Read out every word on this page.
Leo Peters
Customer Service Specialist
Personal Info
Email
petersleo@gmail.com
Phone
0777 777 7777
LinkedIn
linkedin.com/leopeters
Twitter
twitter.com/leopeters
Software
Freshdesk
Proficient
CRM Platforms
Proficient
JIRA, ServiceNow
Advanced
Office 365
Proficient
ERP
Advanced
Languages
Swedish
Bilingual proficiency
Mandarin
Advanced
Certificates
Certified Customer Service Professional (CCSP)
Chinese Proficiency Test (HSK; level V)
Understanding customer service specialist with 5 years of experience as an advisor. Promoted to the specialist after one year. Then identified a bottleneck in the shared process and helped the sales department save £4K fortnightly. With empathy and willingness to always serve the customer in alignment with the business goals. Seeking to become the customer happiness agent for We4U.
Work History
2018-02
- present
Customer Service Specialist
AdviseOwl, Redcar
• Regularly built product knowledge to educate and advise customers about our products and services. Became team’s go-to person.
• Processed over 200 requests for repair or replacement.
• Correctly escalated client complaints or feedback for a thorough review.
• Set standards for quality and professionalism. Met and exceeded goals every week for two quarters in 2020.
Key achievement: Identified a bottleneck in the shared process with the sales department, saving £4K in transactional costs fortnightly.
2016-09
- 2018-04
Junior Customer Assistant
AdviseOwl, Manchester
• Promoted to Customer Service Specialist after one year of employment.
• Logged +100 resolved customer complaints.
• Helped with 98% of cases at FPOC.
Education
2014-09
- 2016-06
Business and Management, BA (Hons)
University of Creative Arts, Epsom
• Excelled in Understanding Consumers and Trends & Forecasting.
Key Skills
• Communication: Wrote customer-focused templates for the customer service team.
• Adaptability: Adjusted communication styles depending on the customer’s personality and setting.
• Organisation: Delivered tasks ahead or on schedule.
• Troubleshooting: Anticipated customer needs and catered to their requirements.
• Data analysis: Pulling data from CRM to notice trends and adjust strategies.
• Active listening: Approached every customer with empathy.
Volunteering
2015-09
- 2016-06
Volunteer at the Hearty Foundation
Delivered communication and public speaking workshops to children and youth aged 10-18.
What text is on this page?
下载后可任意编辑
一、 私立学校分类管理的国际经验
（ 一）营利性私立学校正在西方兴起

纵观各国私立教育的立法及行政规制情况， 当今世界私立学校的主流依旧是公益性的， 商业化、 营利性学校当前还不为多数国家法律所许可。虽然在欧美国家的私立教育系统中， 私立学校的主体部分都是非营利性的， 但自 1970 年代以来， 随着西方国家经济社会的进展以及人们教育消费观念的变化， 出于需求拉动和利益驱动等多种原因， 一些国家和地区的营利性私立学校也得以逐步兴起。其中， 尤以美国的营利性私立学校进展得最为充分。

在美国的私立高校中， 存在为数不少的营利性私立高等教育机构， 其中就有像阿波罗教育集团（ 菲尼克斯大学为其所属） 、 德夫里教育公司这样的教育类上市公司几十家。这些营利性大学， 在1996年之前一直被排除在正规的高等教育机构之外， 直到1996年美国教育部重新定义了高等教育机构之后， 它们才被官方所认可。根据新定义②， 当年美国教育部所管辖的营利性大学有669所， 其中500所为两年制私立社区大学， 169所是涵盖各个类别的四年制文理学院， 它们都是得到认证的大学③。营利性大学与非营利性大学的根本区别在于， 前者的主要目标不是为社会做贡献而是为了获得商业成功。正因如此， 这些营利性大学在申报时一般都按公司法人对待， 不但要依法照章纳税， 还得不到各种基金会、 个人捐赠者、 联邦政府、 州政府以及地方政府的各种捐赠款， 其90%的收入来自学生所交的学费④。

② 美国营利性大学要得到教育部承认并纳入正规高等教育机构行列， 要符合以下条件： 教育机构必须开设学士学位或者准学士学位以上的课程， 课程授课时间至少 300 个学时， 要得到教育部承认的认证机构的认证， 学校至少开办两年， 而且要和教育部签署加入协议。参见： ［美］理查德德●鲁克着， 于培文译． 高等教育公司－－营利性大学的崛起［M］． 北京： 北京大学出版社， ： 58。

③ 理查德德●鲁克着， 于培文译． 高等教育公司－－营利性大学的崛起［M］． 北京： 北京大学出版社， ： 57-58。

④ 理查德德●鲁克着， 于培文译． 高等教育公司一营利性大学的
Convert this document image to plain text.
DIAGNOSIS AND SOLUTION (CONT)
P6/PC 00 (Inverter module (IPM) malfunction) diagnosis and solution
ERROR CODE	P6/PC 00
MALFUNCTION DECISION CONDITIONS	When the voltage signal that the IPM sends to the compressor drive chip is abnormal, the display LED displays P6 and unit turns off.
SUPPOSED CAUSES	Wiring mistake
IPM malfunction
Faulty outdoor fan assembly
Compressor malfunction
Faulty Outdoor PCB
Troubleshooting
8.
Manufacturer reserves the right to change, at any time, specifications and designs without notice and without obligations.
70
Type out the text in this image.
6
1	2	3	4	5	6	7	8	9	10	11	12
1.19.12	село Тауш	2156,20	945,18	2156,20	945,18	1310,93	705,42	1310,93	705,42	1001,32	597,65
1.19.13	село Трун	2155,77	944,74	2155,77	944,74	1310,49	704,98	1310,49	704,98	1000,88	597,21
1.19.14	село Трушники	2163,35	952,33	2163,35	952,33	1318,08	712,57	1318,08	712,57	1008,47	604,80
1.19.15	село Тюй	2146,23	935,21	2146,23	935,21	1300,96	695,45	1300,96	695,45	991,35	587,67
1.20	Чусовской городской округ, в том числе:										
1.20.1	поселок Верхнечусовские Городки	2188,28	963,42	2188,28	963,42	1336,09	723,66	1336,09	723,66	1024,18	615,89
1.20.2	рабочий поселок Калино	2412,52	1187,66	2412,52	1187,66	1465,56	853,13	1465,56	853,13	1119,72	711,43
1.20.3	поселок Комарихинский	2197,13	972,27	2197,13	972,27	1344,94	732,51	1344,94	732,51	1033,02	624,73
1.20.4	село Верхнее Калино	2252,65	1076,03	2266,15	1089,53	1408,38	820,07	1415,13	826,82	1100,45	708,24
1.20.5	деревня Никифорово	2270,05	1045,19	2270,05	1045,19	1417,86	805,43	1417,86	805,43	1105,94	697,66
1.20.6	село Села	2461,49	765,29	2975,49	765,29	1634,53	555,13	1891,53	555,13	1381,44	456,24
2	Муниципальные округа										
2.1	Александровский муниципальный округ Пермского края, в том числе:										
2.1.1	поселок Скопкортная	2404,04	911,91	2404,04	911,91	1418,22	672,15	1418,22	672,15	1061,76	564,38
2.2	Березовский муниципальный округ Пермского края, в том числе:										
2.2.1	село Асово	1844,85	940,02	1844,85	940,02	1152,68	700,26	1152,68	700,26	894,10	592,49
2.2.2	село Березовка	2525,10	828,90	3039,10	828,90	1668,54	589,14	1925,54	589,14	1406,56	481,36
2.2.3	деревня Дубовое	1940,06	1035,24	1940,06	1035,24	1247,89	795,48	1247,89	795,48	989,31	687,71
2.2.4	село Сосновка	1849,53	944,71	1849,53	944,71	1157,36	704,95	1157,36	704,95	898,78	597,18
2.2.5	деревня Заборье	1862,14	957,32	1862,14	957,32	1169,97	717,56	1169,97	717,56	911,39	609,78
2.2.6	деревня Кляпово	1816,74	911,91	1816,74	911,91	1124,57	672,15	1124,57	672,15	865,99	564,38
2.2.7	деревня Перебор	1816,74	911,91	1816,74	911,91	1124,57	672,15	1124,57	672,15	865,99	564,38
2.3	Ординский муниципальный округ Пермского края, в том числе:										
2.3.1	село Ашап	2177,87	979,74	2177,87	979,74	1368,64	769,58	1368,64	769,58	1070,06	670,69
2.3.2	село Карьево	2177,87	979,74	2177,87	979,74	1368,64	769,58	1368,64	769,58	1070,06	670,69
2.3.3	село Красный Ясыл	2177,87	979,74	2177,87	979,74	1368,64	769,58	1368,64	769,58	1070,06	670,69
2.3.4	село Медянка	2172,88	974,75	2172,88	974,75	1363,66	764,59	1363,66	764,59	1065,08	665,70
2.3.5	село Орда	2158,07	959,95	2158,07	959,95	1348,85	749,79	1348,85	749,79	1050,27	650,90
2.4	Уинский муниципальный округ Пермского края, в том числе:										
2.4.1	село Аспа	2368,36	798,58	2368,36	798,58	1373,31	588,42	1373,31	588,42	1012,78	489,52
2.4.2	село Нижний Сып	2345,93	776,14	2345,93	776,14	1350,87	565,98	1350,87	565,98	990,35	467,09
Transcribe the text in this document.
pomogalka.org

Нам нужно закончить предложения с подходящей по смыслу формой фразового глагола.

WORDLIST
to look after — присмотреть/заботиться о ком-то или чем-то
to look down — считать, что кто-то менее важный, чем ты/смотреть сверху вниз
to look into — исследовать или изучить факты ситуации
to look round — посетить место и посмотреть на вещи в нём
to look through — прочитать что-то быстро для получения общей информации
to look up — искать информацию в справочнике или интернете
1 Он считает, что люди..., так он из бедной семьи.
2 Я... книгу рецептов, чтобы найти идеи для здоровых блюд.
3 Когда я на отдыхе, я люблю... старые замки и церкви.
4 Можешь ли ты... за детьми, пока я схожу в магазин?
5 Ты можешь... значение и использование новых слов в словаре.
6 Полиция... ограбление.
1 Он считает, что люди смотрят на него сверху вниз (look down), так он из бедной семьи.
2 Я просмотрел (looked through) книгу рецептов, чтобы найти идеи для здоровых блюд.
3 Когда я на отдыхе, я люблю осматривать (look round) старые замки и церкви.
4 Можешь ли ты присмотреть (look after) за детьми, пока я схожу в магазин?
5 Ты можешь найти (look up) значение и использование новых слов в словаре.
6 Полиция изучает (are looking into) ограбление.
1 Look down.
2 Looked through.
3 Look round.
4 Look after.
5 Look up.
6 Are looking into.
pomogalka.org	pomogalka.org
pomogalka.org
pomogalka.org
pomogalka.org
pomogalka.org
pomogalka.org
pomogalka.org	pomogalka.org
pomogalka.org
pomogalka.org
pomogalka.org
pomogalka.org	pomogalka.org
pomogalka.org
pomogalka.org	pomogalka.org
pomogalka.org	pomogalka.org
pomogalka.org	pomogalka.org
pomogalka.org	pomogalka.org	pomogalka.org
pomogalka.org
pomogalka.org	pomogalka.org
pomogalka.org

* * *

WRITTEN REQUEST —
Count the lines of these entries that hold the string "round", and give only that number.

THE COMPLETED TASK —
3